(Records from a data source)
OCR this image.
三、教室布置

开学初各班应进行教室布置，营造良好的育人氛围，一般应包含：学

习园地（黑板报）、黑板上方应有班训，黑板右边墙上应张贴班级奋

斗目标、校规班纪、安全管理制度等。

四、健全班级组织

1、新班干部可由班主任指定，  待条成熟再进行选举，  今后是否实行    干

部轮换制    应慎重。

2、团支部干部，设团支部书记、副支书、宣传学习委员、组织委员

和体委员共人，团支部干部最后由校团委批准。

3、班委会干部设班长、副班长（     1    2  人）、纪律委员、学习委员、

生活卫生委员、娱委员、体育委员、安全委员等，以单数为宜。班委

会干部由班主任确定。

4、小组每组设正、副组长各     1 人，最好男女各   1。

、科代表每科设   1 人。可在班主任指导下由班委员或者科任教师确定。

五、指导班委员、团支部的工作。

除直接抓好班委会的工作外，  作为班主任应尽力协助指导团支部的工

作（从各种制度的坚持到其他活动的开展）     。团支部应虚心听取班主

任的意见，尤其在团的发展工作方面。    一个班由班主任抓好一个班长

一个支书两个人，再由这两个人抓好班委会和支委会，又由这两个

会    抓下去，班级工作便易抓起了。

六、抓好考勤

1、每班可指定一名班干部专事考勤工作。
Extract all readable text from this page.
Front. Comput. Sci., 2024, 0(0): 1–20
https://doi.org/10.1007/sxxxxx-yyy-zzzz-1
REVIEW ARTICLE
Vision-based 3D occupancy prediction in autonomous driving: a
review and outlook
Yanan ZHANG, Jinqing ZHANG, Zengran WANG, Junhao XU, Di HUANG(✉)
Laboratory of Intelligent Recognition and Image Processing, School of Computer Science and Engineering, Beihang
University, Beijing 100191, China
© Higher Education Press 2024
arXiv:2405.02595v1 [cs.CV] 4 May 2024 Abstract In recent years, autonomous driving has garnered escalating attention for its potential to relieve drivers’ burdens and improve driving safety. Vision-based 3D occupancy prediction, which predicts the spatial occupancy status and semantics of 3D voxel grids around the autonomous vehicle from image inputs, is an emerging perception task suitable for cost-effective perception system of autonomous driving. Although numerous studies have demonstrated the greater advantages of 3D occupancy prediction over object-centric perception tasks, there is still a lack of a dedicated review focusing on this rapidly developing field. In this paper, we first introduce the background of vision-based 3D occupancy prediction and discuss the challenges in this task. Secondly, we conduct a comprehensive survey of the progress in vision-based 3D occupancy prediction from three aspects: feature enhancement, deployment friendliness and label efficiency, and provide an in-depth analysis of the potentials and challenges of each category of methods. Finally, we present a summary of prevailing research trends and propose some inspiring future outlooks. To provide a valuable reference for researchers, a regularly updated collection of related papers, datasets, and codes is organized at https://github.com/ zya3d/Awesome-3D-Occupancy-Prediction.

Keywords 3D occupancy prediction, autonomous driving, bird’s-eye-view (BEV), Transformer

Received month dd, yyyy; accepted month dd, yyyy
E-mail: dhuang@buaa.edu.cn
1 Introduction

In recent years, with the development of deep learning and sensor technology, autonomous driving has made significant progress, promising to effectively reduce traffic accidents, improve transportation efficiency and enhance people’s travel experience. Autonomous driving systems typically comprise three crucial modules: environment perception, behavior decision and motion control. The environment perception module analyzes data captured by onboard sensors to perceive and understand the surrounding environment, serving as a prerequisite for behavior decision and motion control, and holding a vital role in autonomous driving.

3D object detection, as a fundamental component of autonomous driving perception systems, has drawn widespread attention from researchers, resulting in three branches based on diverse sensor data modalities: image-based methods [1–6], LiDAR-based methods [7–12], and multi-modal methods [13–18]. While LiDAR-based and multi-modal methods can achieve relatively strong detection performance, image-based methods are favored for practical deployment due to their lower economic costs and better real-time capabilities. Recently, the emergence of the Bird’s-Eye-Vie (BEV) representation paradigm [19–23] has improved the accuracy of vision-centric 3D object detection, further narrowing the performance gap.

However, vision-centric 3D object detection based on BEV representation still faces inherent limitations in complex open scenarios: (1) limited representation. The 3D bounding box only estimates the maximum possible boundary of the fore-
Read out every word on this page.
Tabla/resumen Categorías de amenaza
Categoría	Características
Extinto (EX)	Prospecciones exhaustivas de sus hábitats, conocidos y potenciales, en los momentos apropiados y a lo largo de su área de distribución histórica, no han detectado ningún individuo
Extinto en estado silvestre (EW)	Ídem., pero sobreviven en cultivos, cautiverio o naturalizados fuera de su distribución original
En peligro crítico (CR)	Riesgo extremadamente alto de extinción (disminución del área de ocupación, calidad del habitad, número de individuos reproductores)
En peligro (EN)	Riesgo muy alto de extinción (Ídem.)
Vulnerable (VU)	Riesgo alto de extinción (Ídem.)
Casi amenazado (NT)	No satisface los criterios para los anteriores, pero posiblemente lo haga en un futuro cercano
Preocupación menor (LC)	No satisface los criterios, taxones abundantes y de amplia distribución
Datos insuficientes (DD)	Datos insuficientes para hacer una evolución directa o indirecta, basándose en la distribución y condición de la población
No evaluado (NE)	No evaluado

### What is being asked
Reproduce each line verbatim.

### The answer
OCR this image.
三、教室布置

开学初各班应进行教室布置，营造良好的育人氛围，一般应包含：学

习园地（黑板报）、黑板上方应有班训，黑板右边墙上应张贴班级奋

斗目标、校规班纪、安全管理制度等。

四、健全班级组织

1、新班干部可由班主任指定，  待条成熟再进行选举，  今后是否实行    干

部轮换制    应慎重。

2、团支部干部，设团支部书记、副支书、宣传学习委员、组织委员

和体委员共人，团支部干部最后由校团委批准。

3、班委会干部设班长、副班长（     1    2  人）、纪律委员、学习委员、

生活卫生委员、娱委员、体育委员、安全委员等，以单数为宜。班委

会干部由班主任确定。

4、小组每组设正、副组长各     1 人，最好男女各   1。

、科代表每科设   1 人。可在班主任指导下由班委员或者科任教师确定。

五、指导班委员、团支部的工作。

除直接抓好班委会的工作外，  作为班主任应尽力协助指导团支部的工

作（从各种制度的坚持到其他活动的开展）     。团支部应虚心听取班主

任的意见，尤其在团的发展工作方面。    一个班由班主任抓好一个班长

一个支书两个人，再由这两个人抓好班委会和支委会，又由这两个

会    抓下去，班级工作便易抓起了。

六、抓好考勤

1、每班可指定一名班干部专事考勤工作。
Extract all readable text from this page.
Front. Comput. Sci., 2024, 0(0): 1–20
https://doi.org/10.1007/sxxxxx-yyy-zzzz-1
REVIEW ARTICLE
Vision-based 3D occupancy prediction in autonomous driving: a
review and outlook
Yanan ZHANG, Jinqing ZHANG, Zengran WANG, Junhao XU, Di HUANG(✉)
Laboratory of Intelligent Recognition and Image Processing, School of Computer Science and Engineering, Beihang
University, Beijing 100191, China
© Higher Education Press 2024
arXiv:2405.02595v1 [cs.CV] 4 May 2024 Abstract In recent years, autonomous driving has garnered escalating attention for its potential to relieve drivers’ burdens and improve driving safety. Vision-based 3D occupancy prediction, which predicts the spatial occupancy status and semantics of 3D voxel grids around the autonomous vehicle from image inputs, is an emerging perception task suitable for cost-effective perception system of autonomous driving. Although numerous studies have demonstrated the greater advantages of 3D occupancy prediction over object-centric perception tasks, there is still a lack of a dedicated review focusing on this rapidly developing field. In this paper, we first introduce the background of vision-based 3D occupancy prediction and discuss the challenges in this task. Secondly, we conduct a comprehensive survey of the progress in vision-based 3D occupancy prediction from three aspects: feature enhancement, deployment friendliness and label efficiency, and provide an in-depth analysis of the potentials and challenges of each category of methods. Finally, we present a summary of prevailing research trends and propose some inspiring future outlooks. To provide a valuable reference for researchers, a regularly updated collection of related papers, datasets, and codes is organized at https://github.com/ zya3d/Awesome-3D-Occupancy-Prediction.

Keywords 3D occupancy prediction, autonomous driving, bird’s-eye-view (BEV), Transformer

Received month dd, yyyy; accepted month dd, yyyy
E-mail: dhuang@buaa.edu.cn
1 Introduction

In recent years, with the development of deep learning and sensor technology, autonomous driving has made significant progress, promising to effectively reduce traffic accidents, improve transportation efficiency and enhance people’s travel experience. Autonomous driving systems typically comprise three crucial modules: environment perception, behavior decision and motion control. The environment perception module analyzes data captured by onboard sensors to perceive and understand the surrounding environment, serving as a prerequisite for behavior decision and motion control, and holding a vital role in autonomous driving.

3D object detection, as a fundamental component of autonomous driving perception systems, has drawn widespread attention from researchers, resulting in three branches based on diverse sensor data modalities: image-based methods [1–6], LiDAR-based methods [7–12], and multi-modal methods [13–18]. While LiDAR-based and multi-modal methods can achieve relatively strong detection performance, image-based methods are favored for practical deployment due to their lower economic costs and better real-time capabilities. Recently, the emergence of the Bird’s-Eye-Vie (BEV) representation paradigm [19–23] has improved the accuracy of vision-centric 3D object detection, further narrowing the performance gap.

However, vision-centric 3D object detection based on BEV representation still faces inherent limitations in complex open scenarios: (1) limited representation. The 3D bounding box only estimates the maximum possible boundary of the fore-
Read out every word on this page.
Tabla/resumen Categorías de amenaza
Categoría	Características
Extinto (EX)	Prospecciones exhaustivas de sus hábitats, conocidos y potenciales, en los momentos apropiados y a lo largo de su área de distribución histórica, no han detectado ningún individuo
Extinto en estado silvestre (EW)	Ídem., pero sobreviven en cultivos, cautiverio o naturalizados fuera de su distribución original
En peligro crítico (CR)	Riesgo extremadamente alto de extinción (disminución del área de ocupación, calidad del habitad, número de individuos reproductores)
En peligro (EN)	Riesgo muy alto de extinción (Ídem.)
Vulnerable (VU)	Riesgo alto de extinción (Ídem.)
Casi amenazado (NT)	No satisface los criterios para los anteriores, pero posiblemente lo haga en un futuro cercano
Preocupación menor (LC)	No satisface los criterios, taxones abundantes y de amplia distribución
Datos insuficientes (DD)	Datos insuficientes para hacer una evolución directa o indirecta, basándose en la distribución y condición de la población
No evaluado (NE)	No evaluado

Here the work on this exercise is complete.